*Work instructions*: Identify each line containing the word "name" and copy it.

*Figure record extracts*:
___

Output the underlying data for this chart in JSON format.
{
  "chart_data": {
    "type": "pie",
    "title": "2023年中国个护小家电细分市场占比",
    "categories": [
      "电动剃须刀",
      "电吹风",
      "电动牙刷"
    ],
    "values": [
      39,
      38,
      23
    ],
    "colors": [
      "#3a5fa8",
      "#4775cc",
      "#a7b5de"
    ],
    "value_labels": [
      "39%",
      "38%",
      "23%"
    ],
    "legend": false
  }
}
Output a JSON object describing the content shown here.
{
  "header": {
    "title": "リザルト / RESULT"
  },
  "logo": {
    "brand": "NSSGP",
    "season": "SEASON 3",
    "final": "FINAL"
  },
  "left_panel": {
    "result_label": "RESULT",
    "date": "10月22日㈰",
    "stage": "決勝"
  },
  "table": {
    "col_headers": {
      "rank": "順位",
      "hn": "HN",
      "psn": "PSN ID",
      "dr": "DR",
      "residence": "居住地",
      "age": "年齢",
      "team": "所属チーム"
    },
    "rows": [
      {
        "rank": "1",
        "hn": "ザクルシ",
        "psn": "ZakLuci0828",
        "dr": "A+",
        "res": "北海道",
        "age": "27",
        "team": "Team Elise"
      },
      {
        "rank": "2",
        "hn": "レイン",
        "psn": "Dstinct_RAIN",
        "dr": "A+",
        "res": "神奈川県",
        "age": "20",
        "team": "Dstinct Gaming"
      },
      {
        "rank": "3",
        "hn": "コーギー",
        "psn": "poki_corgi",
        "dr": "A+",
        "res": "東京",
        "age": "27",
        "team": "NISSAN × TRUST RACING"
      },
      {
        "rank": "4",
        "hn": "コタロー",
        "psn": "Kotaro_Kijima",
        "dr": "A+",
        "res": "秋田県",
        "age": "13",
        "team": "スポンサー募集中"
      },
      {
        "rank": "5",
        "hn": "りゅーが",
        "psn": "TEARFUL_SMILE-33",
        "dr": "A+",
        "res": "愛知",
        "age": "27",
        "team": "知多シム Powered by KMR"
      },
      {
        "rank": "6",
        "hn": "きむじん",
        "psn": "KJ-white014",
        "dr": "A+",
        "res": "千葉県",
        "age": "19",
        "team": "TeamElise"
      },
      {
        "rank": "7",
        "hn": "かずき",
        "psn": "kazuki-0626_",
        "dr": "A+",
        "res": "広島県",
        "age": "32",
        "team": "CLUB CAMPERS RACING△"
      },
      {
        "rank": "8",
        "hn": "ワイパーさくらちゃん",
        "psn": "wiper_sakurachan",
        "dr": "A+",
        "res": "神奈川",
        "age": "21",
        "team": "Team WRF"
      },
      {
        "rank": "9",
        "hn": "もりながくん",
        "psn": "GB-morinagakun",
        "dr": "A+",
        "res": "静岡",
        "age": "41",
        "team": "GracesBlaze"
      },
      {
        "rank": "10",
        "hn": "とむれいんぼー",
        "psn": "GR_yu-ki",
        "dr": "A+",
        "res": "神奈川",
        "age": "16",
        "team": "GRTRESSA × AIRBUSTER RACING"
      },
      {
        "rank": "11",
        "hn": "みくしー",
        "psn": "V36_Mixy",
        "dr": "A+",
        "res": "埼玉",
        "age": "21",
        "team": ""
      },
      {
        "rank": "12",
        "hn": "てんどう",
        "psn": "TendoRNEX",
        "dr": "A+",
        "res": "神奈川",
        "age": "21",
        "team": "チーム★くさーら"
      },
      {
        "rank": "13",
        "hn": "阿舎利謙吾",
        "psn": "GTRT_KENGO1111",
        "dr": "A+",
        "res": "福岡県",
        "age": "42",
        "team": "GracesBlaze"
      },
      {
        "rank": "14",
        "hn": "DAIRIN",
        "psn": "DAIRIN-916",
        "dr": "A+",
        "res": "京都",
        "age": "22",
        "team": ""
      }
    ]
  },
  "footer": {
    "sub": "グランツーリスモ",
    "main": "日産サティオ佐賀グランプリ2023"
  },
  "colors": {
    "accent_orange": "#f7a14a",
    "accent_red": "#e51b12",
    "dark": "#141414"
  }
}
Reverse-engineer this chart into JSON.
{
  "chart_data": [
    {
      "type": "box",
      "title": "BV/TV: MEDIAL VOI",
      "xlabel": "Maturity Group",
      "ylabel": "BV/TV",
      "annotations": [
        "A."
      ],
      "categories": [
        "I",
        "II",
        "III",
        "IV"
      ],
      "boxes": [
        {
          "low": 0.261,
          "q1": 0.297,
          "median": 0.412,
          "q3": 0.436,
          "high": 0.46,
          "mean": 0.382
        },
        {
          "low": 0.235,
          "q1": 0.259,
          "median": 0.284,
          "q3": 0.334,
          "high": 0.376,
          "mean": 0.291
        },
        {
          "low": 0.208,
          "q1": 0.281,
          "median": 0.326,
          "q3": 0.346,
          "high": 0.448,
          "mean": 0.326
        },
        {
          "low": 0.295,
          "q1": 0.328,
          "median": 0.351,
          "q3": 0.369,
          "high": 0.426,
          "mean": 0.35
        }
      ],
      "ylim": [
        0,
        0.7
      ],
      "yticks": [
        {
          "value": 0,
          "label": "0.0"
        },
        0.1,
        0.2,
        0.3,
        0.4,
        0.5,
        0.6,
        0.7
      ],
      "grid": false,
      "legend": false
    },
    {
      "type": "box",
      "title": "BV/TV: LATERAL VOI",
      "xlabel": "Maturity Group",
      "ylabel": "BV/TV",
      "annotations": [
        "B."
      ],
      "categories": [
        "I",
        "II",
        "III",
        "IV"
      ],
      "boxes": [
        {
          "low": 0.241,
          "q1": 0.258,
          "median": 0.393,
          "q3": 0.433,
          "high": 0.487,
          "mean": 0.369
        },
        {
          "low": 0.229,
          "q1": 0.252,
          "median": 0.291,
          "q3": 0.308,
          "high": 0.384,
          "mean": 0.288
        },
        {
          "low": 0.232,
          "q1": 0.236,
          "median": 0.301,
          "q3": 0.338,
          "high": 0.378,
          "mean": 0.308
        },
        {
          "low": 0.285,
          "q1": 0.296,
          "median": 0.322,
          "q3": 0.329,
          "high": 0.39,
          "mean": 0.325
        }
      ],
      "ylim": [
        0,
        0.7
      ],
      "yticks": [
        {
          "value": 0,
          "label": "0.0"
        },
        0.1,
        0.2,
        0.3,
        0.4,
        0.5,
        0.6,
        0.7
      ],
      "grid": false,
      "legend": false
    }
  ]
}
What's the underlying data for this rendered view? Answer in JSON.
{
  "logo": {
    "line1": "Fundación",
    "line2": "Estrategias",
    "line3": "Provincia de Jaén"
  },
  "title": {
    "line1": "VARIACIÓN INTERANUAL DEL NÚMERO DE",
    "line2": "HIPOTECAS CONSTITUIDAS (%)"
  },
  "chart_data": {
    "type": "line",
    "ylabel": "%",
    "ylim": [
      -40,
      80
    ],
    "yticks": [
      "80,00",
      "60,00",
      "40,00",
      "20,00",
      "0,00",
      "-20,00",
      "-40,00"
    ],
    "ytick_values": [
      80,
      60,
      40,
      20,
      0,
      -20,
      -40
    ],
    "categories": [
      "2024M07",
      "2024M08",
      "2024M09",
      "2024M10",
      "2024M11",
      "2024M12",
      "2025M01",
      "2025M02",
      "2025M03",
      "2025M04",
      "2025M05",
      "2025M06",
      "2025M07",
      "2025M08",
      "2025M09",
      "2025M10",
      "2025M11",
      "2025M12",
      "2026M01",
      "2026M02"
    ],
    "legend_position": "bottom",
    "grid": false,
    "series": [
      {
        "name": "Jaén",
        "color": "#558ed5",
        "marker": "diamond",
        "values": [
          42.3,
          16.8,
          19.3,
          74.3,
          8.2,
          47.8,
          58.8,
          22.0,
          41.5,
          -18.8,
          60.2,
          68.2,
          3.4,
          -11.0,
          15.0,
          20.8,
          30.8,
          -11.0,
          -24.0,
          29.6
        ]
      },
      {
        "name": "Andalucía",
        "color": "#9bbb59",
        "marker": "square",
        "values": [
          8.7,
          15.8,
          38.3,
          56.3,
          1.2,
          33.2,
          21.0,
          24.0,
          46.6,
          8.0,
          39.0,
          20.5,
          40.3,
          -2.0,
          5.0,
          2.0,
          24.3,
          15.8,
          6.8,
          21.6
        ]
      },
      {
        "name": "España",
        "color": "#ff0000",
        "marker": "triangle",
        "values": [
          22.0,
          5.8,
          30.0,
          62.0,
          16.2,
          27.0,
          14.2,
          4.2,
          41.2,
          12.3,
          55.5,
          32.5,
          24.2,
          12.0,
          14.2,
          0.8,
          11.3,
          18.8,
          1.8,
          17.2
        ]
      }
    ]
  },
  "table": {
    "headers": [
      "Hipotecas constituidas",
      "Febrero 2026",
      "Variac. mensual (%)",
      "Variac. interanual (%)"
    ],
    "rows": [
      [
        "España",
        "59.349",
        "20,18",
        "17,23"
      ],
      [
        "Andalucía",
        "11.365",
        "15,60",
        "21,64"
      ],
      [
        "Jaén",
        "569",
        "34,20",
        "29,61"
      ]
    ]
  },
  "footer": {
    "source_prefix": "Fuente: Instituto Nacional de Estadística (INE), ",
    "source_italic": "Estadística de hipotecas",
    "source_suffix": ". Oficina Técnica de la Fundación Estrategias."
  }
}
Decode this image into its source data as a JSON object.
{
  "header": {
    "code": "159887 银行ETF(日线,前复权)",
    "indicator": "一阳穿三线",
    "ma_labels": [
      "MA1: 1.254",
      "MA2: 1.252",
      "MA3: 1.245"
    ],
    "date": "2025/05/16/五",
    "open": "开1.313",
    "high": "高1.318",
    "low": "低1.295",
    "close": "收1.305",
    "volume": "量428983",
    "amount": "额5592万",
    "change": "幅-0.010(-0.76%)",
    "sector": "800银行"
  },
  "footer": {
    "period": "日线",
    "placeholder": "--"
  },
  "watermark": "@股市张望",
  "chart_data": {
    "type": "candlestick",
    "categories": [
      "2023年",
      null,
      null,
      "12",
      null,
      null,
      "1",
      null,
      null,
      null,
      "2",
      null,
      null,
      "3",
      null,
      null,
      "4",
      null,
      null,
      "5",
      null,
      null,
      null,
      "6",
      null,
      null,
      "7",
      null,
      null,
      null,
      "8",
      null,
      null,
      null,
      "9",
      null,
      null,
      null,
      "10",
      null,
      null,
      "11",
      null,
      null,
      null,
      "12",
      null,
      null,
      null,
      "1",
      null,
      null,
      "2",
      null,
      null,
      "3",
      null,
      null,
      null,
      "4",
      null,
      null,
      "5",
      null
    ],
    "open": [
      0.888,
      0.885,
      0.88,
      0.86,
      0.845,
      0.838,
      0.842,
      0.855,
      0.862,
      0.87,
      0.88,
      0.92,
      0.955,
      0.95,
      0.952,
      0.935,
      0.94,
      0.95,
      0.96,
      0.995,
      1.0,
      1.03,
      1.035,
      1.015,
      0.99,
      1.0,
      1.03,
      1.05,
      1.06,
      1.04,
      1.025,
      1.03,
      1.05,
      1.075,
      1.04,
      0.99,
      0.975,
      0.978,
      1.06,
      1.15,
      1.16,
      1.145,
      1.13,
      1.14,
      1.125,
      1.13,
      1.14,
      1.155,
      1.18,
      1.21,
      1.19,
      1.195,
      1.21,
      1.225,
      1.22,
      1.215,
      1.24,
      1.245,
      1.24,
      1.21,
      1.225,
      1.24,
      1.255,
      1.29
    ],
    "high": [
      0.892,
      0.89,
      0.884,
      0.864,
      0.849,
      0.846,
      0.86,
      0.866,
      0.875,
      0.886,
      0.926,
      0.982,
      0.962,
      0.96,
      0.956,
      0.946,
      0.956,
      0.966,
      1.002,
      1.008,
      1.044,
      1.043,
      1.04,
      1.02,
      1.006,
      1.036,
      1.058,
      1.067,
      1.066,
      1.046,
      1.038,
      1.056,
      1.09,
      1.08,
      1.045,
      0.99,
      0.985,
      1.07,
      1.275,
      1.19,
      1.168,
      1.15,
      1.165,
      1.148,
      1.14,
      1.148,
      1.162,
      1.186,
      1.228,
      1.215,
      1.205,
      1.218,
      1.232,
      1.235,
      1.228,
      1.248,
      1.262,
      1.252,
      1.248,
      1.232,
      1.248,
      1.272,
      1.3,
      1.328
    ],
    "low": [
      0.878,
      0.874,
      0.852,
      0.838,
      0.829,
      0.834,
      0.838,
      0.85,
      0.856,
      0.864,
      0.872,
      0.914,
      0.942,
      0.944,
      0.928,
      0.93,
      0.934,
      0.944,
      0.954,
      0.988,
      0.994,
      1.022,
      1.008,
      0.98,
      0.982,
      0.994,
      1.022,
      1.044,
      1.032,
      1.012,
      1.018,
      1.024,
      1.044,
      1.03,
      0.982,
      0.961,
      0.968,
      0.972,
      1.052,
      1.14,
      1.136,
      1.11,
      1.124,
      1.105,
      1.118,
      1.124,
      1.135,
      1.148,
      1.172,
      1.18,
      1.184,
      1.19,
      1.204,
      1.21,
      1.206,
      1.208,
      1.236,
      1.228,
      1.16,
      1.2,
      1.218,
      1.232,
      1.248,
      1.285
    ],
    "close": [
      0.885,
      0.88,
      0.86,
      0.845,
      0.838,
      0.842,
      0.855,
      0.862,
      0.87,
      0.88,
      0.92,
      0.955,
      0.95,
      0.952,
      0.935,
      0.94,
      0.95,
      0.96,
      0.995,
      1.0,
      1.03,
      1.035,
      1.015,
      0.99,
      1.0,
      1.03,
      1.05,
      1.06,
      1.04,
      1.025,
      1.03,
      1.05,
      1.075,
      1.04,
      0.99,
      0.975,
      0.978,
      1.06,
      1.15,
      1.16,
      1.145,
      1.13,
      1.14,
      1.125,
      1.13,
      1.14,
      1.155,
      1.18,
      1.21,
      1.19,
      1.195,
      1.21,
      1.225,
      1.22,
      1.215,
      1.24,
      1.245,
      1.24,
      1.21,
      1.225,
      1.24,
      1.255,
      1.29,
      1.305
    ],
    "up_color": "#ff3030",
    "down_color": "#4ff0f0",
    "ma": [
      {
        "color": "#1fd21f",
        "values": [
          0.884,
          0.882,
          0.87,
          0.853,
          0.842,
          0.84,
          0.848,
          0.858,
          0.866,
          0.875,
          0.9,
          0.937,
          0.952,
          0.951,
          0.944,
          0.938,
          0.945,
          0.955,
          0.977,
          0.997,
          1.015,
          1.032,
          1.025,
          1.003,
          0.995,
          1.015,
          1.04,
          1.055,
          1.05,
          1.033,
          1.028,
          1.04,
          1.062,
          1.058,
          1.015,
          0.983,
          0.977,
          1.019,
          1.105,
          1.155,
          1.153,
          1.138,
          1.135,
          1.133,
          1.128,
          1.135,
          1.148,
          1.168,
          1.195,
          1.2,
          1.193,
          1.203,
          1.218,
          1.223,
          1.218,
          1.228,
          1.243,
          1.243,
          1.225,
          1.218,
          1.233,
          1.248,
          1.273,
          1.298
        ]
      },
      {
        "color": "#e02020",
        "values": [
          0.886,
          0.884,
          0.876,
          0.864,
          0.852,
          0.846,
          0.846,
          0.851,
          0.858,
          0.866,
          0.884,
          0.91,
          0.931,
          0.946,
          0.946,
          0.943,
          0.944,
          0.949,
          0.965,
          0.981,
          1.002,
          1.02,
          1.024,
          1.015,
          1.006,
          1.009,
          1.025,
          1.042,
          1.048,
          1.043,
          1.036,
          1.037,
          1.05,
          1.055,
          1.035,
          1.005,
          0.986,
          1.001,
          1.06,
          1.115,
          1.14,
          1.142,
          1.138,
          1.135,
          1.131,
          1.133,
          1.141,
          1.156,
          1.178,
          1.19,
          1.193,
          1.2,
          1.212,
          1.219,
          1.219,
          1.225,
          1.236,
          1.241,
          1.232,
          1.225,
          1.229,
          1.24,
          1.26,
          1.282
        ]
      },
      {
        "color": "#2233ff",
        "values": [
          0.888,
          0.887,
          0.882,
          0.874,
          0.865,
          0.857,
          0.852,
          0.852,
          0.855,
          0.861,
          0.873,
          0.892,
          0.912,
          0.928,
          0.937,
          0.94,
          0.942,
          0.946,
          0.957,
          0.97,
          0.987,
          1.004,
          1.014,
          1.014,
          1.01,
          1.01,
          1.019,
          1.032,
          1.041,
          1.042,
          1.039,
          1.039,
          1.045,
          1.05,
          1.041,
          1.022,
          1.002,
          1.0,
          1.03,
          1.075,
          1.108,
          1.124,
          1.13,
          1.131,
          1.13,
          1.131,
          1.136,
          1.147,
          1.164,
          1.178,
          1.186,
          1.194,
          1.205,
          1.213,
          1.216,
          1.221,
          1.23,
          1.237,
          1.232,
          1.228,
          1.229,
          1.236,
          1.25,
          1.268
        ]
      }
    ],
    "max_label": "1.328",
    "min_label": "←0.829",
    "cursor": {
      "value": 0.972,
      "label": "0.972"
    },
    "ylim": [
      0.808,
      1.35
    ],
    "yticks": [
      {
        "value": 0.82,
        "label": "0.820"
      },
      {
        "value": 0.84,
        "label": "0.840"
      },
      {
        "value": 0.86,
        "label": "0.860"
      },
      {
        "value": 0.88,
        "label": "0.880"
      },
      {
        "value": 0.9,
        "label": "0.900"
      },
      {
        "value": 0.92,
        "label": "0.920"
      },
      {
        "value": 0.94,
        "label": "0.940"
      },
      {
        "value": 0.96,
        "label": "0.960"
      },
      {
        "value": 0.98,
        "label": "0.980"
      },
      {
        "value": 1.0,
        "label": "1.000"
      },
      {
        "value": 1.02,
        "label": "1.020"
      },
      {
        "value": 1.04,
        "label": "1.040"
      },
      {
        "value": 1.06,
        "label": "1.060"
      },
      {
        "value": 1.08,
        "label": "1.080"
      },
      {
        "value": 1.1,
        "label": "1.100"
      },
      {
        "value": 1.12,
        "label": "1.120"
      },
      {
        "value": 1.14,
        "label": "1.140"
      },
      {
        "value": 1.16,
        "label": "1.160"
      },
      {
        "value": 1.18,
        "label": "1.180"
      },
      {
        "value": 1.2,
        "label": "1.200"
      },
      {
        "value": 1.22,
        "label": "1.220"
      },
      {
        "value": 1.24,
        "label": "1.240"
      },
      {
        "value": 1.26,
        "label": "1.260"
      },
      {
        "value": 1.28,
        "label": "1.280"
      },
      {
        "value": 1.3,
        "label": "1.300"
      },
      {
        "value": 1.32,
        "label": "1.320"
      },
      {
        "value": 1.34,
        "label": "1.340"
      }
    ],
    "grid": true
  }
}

___

*In response*:
        "name": "Jaén",
        "name": "Andalucía",
        "name": "España",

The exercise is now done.